Which lines hold the string "στρατηγῶν"? Copy every one of them.

>> start Given entries

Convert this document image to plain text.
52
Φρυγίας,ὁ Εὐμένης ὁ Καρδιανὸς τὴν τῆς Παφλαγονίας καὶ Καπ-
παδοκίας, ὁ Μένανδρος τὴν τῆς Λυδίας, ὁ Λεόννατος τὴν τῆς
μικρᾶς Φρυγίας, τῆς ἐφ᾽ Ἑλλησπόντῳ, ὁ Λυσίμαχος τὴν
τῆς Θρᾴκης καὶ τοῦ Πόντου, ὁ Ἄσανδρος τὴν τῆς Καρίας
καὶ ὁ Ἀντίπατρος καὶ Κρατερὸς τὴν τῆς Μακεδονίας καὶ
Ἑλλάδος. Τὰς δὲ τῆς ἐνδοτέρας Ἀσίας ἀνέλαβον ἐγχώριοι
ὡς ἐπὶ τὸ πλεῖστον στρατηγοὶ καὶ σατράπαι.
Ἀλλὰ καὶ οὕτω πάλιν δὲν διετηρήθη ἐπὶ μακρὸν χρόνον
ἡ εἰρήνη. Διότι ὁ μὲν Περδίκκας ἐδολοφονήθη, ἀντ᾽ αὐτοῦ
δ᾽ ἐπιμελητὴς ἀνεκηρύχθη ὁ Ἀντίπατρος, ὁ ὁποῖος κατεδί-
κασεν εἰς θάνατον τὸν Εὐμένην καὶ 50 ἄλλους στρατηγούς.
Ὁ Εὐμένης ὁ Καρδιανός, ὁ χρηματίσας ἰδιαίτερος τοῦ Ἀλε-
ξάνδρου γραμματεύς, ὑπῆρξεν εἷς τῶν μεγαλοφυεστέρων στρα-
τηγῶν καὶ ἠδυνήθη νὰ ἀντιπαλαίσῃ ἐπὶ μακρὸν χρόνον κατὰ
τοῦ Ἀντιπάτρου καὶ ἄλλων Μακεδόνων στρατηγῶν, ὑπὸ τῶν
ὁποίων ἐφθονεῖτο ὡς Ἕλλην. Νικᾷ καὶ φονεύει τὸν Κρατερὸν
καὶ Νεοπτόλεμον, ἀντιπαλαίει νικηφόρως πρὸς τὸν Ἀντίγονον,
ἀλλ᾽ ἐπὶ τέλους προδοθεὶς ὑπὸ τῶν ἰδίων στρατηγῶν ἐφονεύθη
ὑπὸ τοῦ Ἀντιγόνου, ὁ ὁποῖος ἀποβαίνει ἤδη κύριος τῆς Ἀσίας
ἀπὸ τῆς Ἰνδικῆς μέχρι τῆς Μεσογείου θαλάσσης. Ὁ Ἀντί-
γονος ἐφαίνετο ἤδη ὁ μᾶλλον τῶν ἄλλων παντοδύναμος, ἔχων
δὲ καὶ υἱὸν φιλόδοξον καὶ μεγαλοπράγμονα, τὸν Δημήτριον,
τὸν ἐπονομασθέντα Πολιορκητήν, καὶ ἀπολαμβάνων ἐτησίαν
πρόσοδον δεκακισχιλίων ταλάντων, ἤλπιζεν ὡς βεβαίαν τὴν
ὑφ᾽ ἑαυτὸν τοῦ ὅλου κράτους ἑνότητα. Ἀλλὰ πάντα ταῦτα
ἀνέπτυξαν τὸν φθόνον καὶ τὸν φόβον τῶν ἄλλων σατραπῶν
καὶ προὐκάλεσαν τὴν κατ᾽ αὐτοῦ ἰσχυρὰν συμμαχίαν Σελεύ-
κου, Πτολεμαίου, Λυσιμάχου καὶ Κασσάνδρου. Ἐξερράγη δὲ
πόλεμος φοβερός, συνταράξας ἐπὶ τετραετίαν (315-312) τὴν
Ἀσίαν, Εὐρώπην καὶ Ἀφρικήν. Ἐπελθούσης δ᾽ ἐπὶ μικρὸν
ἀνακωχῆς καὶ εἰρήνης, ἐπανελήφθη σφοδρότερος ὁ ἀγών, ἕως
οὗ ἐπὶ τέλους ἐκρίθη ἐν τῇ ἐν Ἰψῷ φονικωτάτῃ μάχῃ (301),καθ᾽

>> end Given entries

Complete output.
τοῦ Ἀντιπάτρου καὶ ἄλλων Μακεδόνων στρατηγῶν, ὑπὸ τῶν
ἀλλ᾽ ἐπὶ τέλους προδοθεὶς ὑπὸ τῶν ἰδίων στρατηγῶν ἐφονεύθη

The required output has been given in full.